- [About this task]: Extend the debate transcript on the Iraq war and the Middle East, given below, past its last line.

- [Selected excerpt]:
▶
I do worry about instability, and I voted against the war in Iraq, and I believe that the war in Iraq was one of the great causes of increased instability. Every anti-Israel and every anti-American entity in the Middle East—Hezbollah, Hamas, Iran—were strengthened by our intervention, because of its unpopularity and futility.

To the extent that there was a problem in Iraq, with [Saddam] Hussein—I wish he hadn't been there—I would not have intervened to overthrow him, any more than I would intervene to overthrow with arms, Mugabe, or a number of other terrible dictators. But now, that argument isn't even there any more. Karl Rove, Bush's chief staff guy, has admitted that they wouldn't have gone into Iraq if they knew there were no weapons of mass destruction. Why they didn't know, I don't know. But the time has come for us to keep up the sanctions and toughness on Iran, to withdraw the troops from Iraq, and I support what the President and Benjamin Netanyahu and other leaders of the Arab world are doing to try to bring a genuine two-state solution, with full respect for Israel's right to exist, in the Middle East.

Schinella: Rachel, same question.

Brown: Yeah. The issue with Iraq is that, this is a similar policy to Vietnam, of dragging the United States into a long war, which forces us to destroy ourselves. So, no, there is no reason to be there. The problem is the British Empire, which got us into this war, and which has long controlled the region, since the Sykes-Picot treaty, in the early 1900s.
◀
- [Entries provided]:
▶
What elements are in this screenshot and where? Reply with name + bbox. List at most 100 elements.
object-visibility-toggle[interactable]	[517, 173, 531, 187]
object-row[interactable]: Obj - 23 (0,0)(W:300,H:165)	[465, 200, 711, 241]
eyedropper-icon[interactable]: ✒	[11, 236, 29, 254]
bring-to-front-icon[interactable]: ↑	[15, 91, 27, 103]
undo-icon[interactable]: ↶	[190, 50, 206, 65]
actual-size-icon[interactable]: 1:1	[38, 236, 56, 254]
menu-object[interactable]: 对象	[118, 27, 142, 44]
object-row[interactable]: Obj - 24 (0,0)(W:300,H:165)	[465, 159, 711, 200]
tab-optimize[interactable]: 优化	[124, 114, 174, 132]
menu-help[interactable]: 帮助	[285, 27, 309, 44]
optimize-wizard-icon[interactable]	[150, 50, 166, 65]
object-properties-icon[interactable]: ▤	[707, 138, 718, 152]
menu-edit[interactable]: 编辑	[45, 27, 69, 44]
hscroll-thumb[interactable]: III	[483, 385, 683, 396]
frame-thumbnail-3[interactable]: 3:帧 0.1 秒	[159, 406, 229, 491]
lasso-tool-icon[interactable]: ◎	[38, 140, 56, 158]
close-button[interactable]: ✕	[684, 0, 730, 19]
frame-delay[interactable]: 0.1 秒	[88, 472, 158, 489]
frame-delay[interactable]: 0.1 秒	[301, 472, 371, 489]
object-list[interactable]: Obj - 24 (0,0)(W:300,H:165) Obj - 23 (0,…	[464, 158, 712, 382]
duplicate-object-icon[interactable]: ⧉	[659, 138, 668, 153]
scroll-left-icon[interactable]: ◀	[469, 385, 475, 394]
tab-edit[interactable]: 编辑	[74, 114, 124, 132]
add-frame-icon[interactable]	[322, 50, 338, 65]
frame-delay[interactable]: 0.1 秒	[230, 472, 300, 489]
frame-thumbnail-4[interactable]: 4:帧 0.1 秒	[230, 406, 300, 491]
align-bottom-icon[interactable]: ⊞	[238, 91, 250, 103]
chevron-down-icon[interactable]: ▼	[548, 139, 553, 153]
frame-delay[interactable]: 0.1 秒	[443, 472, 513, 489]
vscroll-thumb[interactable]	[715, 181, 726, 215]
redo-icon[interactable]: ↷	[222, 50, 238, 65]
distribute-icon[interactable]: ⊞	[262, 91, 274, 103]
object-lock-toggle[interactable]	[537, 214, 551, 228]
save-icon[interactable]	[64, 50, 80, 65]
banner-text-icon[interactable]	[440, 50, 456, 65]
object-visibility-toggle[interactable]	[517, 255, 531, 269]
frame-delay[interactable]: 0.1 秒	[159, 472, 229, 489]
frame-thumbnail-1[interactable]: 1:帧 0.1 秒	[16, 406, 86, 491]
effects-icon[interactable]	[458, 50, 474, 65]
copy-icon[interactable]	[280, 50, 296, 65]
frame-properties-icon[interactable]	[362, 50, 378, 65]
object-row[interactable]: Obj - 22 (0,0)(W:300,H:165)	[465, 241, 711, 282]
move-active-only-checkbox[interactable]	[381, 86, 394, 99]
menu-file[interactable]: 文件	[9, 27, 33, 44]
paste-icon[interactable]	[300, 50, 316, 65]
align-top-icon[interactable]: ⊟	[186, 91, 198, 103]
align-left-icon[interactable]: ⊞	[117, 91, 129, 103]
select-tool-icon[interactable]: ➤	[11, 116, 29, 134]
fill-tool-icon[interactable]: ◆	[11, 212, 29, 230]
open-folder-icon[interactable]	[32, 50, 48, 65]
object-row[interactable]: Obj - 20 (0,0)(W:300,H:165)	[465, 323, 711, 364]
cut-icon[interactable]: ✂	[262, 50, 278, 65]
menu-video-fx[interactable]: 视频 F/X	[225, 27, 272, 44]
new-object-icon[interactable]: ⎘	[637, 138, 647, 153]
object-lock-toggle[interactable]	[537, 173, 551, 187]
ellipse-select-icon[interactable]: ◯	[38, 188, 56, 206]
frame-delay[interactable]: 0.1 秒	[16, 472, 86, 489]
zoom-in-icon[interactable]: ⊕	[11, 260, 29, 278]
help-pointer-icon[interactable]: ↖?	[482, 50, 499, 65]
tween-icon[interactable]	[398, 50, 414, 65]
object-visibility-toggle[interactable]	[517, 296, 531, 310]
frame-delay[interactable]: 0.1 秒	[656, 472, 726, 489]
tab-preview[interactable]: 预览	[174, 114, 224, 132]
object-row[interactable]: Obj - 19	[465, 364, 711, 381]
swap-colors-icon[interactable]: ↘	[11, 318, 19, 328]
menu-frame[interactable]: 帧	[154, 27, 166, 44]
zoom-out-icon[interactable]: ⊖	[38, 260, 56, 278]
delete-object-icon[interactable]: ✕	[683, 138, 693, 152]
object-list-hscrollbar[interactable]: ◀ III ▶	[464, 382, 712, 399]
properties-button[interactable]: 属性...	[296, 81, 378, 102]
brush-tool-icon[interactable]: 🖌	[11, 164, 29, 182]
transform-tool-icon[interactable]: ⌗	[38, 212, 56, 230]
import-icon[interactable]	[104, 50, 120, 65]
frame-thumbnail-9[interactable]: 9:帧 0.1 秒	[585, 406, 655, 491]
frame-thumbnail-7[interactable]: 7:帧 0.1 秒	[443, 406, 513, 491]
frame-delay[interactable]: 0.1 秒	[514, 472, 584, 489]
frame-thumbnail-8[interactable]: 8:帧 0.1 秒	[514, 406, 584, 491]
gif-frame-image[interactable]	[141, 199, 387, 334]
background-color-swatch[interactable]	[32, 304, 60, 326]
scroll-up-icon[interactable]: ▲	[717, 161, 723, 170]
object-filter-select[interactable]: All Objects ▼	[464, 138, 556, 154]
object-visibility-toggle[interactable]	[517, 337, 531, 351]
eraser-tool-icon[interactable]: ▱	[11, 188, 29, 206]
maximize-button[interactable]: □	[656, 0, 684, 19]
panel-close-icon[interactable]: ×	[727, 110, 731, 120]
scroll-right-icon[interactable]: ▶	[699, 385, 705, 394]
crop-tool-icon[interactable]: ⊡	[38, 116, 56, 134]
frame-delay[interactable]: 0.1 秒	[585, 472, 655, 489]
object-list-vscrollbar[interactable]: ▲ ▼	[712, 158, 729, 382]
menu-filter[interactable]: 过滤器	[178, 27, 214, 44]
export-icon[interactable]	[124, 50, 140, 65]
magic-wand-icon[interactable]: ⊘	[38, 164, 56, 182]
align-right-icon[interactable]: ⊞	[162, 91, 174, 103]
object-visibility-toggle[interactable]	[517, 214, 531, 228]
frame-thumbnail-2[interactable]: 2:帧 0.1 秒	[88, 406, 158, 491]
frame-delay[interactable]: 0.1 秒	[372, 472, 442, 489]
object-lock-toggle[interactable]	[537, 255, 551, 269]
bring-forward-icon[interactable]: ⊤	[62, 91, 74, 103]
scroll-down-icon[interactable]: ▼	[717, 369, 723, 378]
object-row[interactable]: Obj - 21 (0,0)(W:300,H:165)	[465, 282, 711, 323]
◀
- [Response area]:
So, the second issue that's serious with Afghanistan, is the drug issue, where the opium trade has increased 500% since, especially, British occupation, but also U.S. occupation, in the Helmand province. And this drug production has been allowed to continue under the Administration of Obama, and the British. This is actually what's fuelling the terrorism. So, if the United States wants to stop terrorism, they should stop the drug trade there, and stop letting the British Empire get us into wars.

What if the GOP Gets a Majority?

Schinella: Well, both of you are Democrats, and of course, the only poll that matters is the one that happens on Election Day. Most of the data nationally shows that the Democrats are probably going to lose the House of Representatives, and maybe even the Senate.

Rachel, to you first: How will you ensure that you will represent the best interests of the 4th District, if the Congress is once again dominated by Republican control?

Brown: Well, one thing that's interesting, is that you have found bipartisan support for Glass-Steagall. The Glass-Steagall amendment [to the Dodd financial reform bill], which Barney Frank shut down, under his leadership, was a bipartisan amendment, from McCain and Cantwell. So, we've found support from a majority of the population, people from both sides of the aisle, for this policy. This is something immediately that I would put through. This needs to be done now.

Frank: Well, first, let me correct this. I did not shut down Senators John McCain and Maria Cantwell for anything. They were in the House, I am in the Senate [sic], so I didn't shut down anything the Senators tried to do.

Schinella: You mean the other way around—you're in the House.

Frank: I'm in the House and they're in the Senate, so I did not shut them down in any case. And I would repeat again on the derivatives thing: Glass-Steagall had nothing to do to prevent the kind of derivative manipulation that AIG engaged. We did, in our House bill, have a very tough anti-derivative legislation. So, I think that one is fairly clear.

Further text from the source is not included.